Directions: Return the records, each one exactly as written.

--------------------------------------------------

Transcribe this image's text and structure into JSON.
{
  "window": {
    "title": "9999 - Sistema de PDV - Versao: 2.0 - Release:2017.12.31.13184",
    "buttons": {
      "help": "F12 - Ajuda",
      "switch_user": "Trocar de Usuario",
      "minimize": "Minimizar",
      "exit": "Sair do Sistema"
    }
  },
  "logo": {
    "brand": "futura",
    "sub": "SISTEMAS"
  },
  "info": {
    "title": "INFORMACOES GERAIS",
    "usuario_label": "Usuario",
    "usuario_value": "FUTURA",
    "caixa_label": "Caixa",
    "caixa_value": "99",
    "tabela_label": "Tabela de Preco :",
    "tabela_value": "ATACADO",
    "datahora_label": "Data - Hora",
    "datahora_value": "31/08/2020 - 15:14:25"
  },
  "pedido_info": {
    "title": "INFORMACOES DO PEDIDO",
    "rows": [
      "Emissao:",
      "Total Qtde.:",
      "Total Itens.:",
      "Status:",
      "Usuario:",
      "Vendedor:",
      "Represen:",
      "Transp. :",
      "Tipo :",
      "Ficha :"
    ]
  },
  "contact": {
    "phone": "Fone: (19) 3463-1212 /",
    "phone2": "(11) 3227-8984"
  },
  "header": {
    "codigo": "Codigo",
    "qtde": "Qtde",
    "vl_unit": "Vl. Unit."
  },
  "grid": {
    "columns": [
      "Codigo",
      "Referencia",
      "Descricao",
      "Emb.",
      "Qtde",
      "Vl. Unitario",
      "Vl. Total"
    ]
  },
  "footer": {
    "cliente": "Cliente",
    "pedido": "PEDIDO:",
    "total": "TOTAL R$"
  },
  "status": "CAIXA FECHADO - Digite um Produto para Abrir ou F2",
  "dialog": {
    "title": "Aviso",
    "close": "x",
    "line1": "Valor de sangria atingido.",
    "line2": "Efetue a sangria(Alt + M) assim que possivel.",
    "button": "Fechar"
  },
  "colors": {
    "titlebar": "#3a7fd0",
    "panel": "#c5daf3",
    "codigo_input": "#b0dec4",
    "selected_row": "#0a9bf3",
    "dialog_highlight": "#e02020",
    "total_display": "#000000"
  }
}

--------------------------------------------------

Answer for this exercise:
Transcribe this image's text and structure into JSON.
{
  "window": {
    "title": "9999 - Sistema de PDV - Versao: 2.0 - Release:2017.12.31.13184",
    "buttons": {
      "help": "F12 - Ajuda",
      "switch_user": "Trocar de Usuario",
      "minimize": "Minimizar",
      "exit": "Sair do Sistema"
    }
  },
  "logo": {
    "brand": "futura",
    "sub": "SISTEMAS"
  },
  "info": {
    "title": "INFORMACOES GERAIS",
    "usuario_label": "Usuario",
    "usuario_value": "FUTURA",
    "caixa_label": "Caixa",
    "caixa_value": "99",
    "tabela_label": "Tabela de Preco :",
    "tabela_value": "ATACADO",
    "datahora_label": "Data - Hora",
    "datahora_value": "31/08/2020 - 15:14:25"
  },
  "pedido_info": {
    "title": "INFORMACOES DO PEDIDO",
    "rows": [
      "Emissao:",
      "Total Qtde.:",
      "Total Itens.:",
      "Status:",
      "Usuario:",
      "Vendedor:",
      "Represen:",
      "Transp. :",
      "Tipo :",
      "Ficha :"
    ]
  },
  "contact": {
    "phone": "Fone: (19) 3463-1212 /",
    "phone2": "(11) 3227-8984"
  },
  "header": {
    "codigo": "Codigo",
    "qtde": "Qtde",
    "vl_unit": "Vl. Unit."
  },
  "grid": {
    "columns": [
      "Codigo",
      "Referencia",
      "Descricao",
      "Emb.",
      "Qtde",
      "Vl. Unitario",
      "Vl. Total"
    ]
  },
  "footer": {
    "cliente": "Cliente",
    "pedido": "PEDIDO:",
    "total": "TOTAL R$"
  },
  "status": "CAIXA FECHADO - Digite um Produto para Abrir ou F2",
  "dialog": {
    "title": "Aviso",
    "close": "x",
    "line1": "Valor de sangria atingido.",
    "line2": "Efetue a sangria(Alt + M) assim que possivel.",
    "button": "Fechar"
  },
  "colors": {
    "titlebar": "#3a7fd0",
    "panel": "#c5daf3",
    "codigo_input": "#b0dec4",
    "selected_row": "#0a9bf3",
    "dialog_highlight": "#e02020",
    "total_display": "#000000"
  }
}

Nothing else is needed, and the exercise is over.